### SHORT PROBLEM:
Return every line below in which "text" appears.
^^^^^^^^
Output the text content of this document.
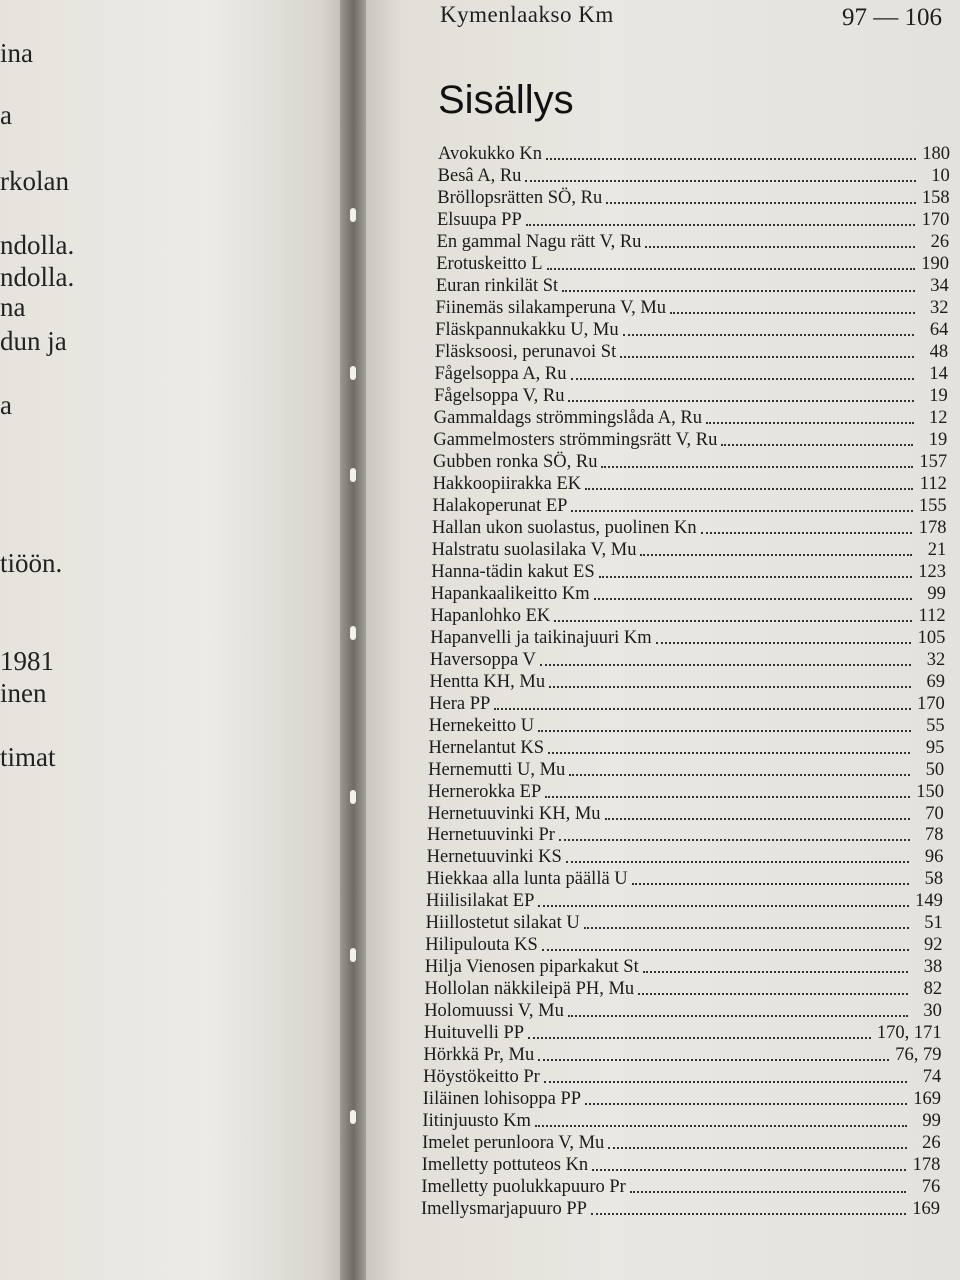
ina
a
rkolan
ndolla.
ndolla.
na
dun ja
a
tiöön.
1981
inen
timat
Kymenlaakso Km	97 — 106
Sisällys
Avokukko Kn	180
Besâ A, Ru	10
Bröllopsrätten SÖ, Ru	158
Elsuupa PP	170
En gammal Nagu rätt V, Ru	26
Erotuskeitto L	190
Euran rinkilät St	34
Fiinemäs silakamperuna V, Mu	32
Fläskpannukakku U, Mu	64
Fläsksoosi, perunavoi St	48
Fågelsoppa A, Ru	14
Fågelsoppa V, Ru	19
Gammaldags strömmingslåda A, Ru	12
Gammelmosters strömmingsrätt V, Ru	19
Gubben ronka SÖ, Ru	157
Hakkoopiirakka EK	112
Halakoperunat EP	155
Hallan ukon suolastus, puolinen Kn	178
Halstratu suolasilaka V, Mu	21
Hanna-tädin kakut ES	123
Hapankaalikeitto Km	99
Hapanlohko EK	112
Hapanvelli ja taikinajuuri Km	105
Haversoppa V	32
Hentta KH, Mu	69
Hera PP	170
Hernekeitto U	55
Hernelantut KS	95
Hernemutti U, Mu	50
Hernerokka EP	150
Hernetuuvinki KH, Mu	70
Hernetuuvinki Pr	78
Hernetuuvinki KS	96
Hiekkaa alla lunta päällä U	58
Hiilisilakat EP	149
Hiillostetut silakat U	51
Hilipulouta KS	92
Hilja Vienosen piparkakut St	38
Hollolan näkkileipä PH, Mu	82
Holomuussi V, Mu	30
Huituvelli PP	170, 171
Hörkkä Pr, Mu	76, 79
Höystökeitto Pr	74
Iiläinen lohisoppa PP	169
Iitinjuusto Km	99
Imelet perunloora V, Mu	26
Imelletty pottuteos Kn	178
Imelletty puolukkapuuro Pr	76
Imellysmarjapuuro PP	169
^^^^^^^^
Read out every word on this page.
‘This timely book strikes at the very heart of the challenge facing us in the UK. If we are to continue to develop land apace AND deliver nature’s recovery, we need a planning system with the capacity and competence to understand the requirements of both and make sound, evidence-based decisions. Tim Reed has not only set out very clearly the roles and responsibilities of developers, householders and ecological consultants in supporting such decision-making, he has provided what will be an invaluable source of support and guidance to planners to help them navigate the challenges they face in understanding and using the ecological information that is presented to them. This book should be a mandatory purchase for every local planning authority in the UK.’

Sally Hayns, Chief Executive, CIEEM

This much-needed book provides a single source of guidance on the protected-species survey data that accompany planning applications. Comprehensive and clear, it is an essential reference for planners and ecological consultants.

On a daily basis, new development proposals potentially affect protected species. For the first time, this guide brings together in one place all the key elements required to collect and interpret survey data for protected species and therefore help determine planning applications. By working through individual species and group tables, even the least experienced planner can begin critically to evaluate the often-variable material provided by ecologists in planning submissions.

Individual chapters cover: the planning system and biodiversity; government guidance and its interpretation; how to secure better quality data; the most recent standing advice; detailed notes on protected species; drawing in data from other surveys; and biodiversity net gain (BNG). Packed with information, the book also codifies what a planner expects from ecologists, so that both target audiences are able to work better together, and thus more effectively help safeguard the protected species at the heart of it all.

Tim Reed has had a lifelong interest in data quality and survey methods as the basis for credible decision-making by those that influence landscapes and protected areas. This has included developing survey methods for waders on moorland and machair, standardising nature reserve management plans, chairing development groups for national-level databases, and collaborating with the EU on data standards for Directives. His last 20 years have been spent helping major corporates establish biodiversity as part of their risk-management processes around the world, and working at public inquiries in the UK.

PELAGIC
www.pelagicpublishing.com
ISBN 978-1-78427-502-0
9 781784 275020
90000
^^^^^^^^
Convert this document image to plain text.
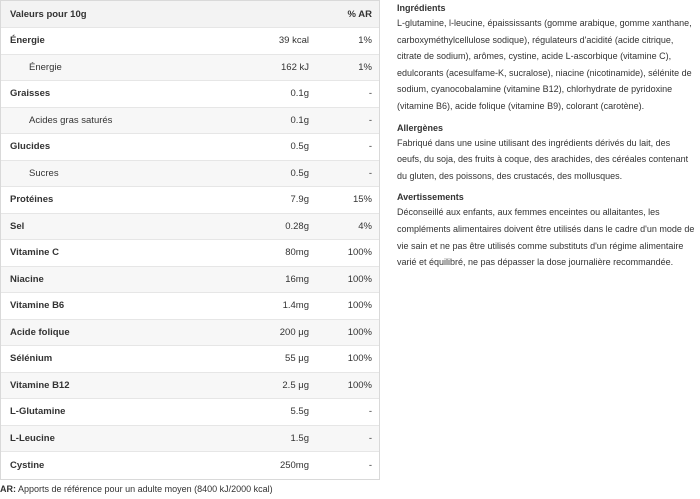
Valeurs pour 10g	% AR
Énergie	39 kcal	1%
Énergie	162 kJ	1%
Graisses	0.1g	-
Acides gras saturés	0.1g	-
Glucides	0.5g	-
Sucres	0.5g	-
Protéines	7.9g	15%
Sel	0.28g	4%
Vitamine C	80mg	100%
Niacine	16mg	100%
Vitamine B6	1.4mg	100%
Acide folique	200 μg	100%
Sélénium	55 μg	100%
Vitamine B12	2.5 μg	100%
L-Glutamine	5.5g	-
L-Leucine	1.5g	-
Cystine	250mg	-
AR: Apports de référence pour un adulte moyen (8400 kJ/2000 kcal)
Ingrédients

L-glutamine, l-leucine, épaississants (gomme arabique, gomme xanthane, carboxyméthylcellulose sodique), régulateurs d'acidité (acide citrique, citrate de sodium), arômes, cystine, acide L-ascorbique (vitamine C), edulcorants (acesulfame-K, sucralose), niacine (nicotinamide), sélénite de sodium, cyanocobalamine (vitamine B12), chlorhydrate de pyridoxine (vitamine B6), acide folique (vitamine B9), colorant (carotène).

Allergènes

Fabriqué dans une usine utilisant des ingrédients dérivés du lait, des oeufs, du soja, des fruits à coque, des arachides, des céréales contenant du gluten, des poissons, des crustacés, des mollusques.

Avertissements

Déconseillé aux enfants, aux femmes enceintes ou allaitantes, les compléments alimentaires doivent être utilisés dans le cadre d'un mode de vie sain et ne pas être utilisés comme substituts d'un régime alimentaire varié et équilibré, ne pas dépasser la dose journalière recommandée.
^^^^^^^^
### ANSWER BELOW:
Output the text content of this document.
Convert this document image to plain text.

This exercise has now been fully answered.